> **YOUR TASK**:
Provide the data again in its entirety, exactly as given.

> **GIVEN DATA**:
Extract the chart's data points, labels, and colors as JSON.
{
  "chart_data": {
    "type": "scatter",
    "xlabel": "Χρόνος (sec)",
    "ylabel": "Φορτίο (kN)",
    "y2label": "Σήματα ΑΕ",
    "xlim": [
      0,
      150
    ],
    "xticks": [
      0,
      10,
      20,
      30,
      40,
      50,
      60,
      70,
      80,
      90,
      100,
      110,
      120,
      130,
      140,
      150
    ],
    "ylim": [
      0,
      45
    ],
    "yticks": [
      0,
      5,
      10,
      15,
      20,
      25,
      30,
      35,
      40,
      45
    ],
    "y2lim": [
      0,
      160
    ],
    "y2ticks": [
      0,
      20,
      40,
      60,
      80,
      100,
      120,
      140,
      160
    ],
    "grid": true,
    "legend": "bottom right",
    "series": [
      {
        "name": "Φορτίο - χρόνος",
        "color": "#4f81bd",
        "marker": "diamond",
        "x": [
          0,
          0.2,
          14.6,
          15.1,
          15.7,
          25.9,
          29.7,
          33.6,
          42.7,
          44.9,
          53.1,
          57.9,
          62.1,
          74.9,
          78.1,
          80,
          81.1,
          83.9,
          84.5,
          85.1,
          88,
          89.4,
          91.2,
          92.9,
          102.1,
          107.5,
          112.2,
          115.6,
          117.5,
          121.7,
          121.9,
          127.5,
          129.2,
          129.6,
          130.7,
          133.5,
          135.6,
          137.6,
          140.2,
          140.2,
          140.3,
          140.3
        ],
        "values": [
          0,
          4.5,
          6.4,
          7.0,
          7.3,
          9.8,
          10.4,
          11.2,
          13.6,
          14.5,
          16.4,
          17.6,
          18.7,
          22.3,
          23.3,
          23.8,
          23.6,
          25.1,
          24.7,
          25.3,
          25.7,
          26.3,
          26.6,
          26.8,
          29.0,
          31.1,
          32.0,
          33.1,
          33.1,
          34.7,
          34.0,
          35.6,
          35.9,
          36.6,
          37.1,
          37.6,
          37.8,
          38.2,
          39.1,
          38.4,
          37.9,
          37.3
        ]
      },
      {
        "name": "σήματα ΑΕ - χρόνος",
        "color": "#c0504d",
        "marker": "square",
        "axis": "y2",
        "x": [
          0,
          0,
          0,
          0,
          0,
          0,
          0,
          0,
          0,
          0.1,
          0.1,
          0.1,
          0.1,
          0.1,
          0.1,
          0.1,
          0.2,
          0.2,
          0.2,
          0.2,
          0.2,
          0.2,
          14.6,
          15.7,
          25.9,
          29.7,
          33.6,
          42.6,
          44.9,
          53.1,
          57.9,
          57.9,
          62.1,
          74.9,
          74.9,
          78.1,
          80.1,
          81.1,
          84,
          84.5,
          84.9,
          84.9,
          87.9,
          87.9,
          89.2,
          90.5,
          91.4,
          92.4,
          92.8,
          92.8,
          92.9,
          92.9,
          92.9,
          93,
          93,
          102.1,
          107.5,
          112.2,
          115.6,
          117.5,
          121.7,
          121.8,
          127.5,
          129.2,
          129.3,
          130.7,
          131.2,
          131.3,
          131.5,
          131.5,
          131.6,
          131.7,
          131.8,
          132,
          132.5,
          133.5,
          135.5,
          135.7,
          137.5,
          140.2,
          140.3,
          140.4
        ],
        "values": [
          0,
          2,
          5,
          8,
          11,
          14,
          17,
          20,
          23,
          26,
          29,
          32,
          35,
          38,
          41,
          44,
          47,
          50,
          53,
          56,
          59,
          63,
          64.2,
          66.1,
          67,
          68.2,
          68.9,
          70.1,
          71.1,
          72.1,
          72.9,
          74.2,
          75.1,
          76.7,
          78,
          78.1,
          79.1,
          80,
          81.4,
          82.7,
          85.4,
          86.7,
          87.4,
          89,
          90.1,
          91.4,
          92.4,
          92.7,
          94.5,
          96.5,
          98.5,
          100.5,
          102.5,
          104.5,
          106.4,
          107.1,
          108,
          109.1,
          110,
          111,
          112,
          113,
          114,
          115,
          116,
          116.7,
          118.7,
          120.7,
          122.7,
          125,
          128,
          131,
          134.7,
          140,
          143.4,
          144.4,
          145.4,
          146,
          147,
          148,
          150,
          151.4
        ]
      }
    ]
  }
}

> **TASK RESPONSE**:
Extract the chart's data points, labels, and colors as JSON.
{
  "chart_data": {
    "type": "scatter",
    "xlabel": "Χρόνος (sec)",
    "ylabel": "Φορτίο (kN)",
    "y2label": "Σήματα ΑΕ",
    "xlim": [
      0,
      150
    ],
    "xticks": [
      0,
      10,
      20,
      30,
      40,
      50,
      60,
      70,
      80,
      90,
      100,
      110,
      120,
      130,
      140,
      150
    ],
    "ylim": [
      0,
      45
    ],
    "yticks": [
      0,
      5,
      10,
      15,
      20,
      25,
      30,
      35,
      40,
      45
    ],
    "y2lim": [
      0,
      160
    ],
    "y2ticks": [
      0,
      20,
      40,
      60,
      80,
      100,
      120,
      140,
      160
    ],
    "grid": true,
    "legend": "bottom right",
    "series": [
      {
        "name": "Φορτίο - χρόνος",
        "color": "#4f81bd",
        "marker": "diamond",
        "x": [
          0,
          0.2,
          14.6,
          15.1,
          15.7,
          25.9,
          29.7,
          33.6,
          42.7,
          44.9,
          53.1,
          57.9,
          62.1,
          74.9,
          78.1,
          80,
          81.1,
          83.9,
          84.5,
          85.1,
          88,
          89.4,
          91.2,
          92.9,
          102.1,
          107.5,
          112.2,
          115.6,
          117.5,
          121.7,
          121.9,
          127.5,
          129.2,
          129.6,
          130.7,
          133.5,
          135.6,
          137.6,
          140.2,
          140.2,
          140.3,
          140.3
        ],
        "values": [
          0,
          4.5,
          6.4,
          7.0,
          7.3,
          9.8,
          10.4,
          11.2,
          13.6,
          14.5,
          16.4,
          17.6,
          18.7,
          22.3,
          23.3,
          23.8,
          23.6,
          25.1,
          24.7,
          25.3,
          25.7,
          26.3,
          26.6,
          26.8,
          29.0,
          31.1,
          32.0,
          33.1,
          33.1,
          34.7,
          34.0,
          35.6,
          35.9,
          36.6,
          37.1,
          37.6,
          37.8,
          38.2,
          39.1,
          38.4,
          37.9,
          37.3
        ]
      },
      {
        "name": "σήματα ΑΕ - χρόνος",
        "color": "#c0504d",
        "marker": "square",
        "axis": "y2",
        "x": [
          0,
          0,
          0,
          0,
          0,
          0,
          0,
          0,
          0,
          0.1,
          0.1,
          0.1,
          0.1,
          0.1,
          0.1,
          0.1,
          0.2,
          0.2,
          0.2,
          0.2,
          0.2,
          0.2,
          14.6,
          15.7,
          25.9,
          29.7,
          33.6,
          42.6,
          44.9,
          53.1,
          57.9,
          57.9,
          62.1,
          74.9,
          74.9,
          78.1,
          80.1,
          81.1,
          84,
          84.5,
          84.9,
          84.9,
          87.9,
          87.9,
          89.2,
          90.5,
          91.4,
          92.4,
          92.8,
          92.8,
          92.9,
          92.9,
          92.9,
          93,
          93,
          102.1,
          107.5,
          112.2,
          115.6,
          117.5,
          121.7,
          121.8,
          127.5,
          129.2,
          129.3,
          130.7,
          131.2,
          131.3,
          131.5,
          131.5,
          131.6,
          131.7,
          131.8,
          132,
          132.5,
          133.5,
          135.5,
          135.7,
          137.5,
          140.2,
          140.3,
          140.4
        ],
        "values": [
          0,
          2,
          5,
          8,
          11,
          14,
          17,
          20,
          23,
          26,
          29,
          32,
          35,
          38,
          41,
          44,
          47,
          50,
          53,
          56,
          59,
          63,
          64.2,
          66.1,
          67,
          68.2,
          68.9,
          70.1,
          71.1,
          72.1,
          72.9,
          74.2,
          75.1,
          76.7,
          78,
          78.1,
          79.1,
          80,
          81.4,
          82.7,
          85.4,
          86.7,
          87.4,
          89,
          90.1,
          91.4,
          92.4,
          92.7,
          94.5,
          96.5,
          98.5,
          100.5,
          102.5,
          104.5,
          106.4,
          107.1,
          108,
          109.1,
          110,
          111,
          112,
          113,
          114,
          115,
          116,
          116.7,
          118.7,
          120.7,
          122.7,
          125,
          128,
          131,
          134.7,
          140,
          143.4,
          144.4,
          145.4,
          146,
          147,
          148,
          150,
          151.4
        ]
      }
    ]
  }
}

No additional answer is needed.